[[ DATA open ]]
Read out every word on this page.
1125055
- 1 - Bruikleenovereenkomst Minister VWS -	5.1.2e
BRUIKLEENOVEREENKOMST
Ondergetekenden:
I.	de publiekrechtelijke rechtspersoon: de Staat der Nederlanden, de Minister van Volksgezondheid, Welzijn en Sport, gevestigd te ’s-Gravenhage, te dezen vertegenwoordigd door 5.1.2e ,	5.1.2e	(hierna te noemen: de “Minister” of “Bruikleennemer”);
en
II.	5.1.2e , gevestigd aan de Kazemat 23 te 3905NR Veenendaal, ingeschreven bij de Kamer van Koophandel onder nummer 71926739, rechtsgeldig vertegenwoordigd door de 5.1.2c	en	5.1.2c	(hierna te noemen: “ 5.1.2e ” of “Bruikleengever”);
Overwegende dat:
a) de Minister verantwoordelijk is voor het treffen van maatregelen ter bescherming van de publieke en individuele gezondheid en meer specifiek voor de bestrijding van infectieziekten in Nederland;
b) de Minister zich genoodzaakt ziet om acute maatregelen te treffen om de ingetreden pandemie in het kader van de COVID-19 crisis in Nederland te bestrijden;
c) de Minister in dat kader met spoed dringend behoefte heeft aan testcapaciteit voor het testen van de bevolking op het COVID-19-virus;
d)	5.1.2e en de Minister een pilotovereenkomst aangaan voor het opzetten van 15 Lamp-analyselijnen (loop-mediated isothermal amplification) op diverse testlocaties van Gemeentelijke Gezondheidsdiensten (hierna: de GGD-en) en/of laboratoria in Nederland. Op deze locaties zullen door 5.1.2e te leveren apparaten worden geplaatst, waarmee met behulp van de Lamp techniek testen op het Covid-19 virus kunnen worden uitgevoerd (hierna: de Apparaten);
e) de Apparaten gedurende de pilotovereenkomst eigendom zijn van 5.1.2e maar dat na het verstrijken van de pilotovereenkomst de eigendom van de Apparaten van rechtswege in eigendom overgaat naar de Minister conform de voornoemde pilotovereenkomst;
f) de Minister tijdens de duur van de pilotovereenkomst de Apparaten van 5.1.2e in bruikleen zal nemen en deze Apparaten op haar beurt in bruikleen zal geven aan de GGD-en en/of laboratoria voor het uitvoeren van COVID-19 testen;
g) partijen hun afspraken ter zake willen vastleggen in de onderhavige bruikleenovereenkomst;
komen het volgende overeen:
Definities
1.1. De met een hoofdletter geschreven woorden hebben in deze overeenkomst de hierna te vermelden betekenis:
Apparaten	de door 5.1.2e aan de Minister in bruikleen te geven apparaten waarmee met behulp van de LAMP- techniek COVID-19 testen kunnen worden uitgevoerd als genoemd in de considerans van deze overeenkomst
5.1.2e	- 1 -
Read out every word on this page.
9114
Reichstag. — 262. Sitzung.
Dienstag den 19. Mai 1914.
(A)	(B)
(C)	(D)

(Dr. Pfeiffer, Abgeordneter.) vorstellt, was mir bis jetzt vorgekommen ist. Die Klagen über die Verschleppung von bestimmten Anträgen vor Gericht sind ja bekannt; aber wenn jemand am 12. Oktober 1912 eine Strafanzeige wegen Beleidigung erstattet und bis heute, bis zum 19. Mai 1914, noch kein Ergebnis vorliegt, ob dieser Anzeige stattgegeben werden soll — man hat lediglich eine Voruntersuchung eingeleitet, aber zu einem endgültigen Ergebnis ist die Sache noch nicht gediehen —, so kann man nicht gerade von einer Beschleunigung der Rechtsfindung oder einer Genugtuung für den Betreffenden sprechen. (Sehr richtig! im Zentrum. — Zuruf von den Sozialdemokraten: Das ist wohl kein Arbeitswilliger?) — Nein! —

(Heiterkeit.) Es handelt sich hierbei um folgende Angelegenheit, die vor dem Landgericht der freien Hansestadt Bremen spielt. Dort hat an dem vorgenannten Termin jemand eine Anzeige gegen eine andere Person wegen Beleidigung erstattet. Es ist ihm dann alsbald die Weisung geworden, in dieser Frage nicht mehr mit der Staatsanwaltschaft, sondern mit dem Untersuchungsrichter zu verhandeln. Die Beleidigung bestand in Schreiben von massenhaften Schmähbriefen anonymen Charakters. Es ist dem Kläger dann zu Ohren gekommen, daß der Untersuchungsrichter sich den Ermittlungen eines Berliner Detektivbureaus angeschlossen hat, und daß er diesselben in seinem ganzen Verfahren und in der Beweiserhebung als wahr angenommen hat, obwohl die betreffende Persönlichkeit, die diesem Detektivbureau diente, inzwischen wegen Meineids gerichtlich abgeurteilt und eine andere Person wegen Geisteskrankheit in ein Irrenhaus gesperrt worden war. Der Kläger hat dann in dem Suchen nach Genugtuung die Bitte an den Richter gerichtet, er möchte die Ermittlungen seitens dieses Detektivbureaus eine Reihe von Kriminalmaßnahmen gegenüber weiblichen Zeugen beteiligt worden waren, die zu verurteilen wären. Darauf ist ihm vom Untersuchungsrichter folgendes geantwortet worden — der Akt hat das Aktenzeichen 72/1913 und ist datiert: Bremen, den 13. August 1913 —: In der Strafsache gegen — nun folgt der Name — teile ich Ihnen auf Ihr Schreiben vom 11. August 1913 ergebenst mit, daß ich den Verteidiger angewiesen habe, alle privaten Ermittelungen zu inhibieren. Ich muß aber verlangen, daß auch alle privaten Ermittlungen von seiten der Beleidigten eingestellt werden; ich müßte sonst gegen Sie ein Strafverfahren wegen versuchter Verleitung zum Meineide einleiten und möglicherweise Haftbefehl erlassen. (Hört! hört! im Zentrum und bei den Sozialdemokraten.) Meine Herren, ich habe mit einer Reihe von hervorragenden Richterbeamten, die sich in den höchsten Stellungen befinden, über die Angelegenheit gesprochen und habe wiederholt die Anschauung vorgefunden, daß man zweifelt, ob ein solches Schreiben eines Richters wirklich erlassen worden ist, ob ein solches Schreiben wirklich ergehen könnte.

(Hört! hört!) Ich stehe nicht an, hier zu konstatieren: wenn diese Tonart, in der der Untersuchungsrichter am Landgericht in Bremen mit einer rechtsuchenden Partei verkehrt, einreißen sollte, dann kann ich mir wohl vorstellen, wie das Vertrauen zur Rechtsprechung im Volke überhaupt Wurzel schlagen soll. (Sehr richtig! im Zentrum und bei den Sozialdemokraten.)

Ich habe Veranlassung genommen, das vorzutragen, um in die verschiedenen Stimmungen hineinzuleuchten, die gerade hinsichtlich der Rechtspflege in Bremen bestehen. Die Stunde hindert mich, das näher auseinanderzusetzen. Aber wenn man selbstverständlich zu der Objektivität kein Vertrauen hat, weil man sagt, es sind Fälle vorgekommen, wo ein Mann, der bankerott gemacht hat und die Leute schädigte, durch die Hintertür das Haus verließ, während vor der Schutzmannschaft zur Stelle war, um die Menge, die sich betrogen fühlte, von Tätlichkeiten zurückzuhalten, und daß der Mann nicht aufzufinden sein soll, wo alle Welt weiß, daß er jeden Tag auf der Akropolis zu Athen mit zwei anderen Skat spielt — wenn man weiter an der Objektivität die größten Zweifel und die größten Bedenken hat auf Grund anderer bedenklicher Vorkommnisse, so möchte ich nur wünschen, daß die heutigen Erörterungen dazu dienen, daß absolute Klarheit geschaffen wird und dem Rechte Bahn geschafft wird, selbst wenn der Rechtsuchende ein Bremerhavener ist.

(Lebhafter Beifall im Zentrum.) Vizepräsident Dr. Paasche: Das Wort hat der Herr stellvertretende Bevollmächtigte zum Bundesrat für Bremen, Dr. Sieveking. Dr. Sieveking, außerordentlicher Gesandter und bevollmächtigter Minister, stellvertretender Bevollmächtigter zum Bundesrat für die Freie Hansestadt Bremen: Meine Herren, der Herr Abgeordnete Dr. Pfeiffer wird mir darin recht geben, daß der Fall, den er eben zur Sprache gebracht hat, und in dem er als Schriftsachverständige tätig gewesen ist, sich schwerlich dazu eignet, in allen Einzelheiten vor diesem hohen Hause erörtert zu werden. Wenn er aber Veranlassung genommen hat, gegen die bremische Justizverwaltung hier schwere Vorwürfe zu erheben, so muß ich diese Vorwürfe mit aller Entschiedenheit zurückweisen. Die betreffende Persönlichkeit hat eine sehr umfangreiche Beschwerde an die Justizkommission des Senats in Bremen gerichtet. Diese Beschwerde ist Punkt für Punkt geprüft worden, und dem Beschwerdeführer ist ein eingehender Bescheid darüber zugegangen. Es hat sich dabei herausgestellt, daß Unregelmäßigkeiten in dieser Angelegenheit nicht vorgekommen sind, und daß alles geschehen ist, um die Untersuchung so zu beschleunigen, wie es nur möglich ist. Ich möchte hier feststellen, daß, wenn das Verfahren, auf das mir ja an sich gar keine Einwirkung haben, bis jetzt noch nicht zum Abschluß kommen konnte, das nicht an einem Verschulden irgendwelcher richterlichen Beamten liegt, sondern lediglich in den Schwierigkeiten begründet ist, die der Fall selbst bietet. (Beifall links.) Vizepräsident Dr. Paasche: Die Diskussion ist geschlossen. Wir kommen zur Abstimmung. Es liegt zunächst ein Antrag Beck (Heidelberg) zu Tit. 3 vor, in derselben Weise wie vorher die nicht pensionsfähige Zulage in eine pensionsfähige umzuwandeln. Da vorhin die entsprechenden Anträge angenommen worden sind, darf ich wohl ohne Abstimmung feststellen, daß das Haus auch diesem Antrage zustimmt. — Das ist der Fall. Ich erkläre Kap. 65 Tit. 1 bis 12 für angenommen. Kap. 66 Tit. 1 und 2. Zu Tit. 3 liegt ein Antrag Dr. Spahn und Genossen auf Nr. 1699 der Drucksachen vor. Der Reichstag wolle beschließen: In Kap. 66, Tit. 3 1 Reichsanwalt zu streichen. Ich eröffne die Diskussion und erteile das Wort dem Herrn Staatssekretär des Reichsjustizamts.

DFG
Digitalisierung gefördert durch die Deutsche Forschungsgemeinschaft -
[[ DATA closed ]]
WHAT THIS TASK INVOLVES: Search the data for the word "pilotovereenkomst" and report how many lines include it, with the number alone.

RESULT OF THE EXERCISE: 3